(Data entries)
/---

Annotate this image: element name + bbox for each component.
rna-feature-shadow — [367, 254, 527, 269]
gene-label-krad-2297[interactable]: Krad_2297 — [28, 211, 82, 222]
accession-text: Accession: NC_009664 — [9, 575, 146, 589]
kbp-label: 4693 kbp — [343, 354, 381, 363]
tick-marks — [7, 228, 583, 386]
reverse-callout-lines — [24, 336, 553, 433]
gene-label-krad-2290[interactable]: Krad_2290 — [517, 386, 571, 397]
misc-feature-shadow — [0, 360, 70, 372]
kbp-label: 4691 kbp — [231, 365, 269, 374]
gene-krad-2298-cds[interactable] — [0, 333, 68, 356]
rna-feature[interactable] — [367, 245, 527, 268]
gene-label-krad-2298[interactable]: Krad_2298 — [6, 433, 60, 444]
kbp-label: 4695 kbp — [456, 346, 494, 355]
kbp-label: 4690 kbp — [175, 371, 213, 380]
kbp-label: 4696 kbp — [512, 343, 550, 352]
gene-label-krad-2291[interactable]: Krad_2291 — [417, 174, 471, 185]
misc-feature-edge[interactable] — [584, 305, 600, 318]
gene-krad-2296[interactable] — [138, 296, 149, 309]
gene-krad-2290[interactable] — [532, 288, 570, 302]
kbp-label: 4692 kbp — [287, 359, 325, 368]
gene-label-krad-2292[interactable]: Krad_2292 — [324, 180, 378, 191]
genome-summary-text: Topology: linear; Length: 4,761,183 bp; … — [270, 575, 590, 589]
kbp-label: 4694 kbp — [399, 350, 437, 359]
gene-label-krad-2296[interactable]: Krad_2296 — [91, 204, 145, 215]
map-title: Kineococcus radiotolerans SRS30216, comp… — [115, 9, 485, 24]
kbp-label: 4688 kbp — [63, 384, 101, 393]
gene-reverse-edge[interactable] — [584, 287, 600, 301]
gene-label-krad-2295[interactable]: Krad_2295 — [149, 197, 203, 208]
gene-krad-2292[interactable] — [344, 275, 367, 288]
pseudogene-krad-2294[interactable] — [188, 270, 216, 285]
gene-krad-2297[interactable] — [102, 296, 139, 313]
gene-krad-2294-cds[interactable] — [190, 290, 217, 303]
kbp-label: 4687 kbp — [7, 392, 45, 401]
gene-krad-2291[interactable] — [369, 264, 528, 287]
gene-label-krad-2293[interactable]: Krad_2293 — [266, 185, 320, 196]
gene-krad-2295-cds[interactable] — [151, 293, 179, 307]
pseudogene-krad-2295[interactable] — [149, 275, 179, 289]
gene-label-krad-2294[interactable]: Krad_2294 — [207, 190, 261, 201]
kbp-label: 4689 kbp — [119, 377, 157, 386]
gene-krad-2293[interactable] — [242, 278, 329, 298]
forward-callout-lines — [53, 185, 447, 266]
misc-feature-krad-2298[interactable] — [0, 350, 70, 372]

\---

■ Task to carry out ■
Return each line in the records that holds the string "lines".

■ Response ■
reverse-callout-lines — [24, 336, 553, 433]
forward-callout-lines — [53, 185, 447, 266]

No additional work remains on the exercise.